EXERCISE REQUIREMENTS: Count the lines in the listing below that contain the string "потребности" and give only that number.

* BEGIN MATERIALS PROVIDED *

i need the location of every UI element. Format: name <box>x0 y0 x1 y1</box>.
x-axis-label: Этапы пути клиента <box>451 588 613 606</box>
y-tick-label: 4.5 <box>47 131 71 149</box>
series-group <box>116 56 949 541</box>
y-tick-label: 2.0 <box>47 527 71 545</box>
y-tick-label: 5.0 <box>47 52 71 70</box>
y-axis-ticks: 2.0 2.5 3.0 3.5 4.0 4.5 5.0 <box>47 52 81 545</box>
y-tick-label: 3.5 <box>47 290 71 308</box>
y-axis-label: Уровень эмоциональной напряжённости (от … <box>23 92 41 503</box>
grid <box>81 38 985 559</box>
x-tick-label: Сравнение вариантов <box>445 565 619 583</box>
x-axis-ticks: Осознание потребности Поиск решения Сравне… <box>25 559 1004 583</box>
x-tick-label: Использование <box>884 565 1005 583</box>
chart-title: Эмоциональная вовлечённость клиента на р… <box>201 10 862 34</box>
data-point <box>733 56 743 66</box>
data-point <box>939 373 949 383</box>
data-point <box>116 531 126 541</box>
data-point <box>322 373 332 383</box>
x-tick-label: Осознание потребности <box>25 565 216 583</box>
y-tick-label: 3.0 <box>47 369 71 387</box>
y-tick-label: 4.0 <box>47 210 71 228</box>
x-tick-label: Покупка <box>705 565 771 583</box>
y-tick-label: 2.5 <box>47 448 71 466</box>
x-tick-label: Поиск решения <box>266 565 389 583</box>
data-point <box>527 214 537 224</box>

* END MATERIALS PROVIDED *

TASK RESPONSE: 2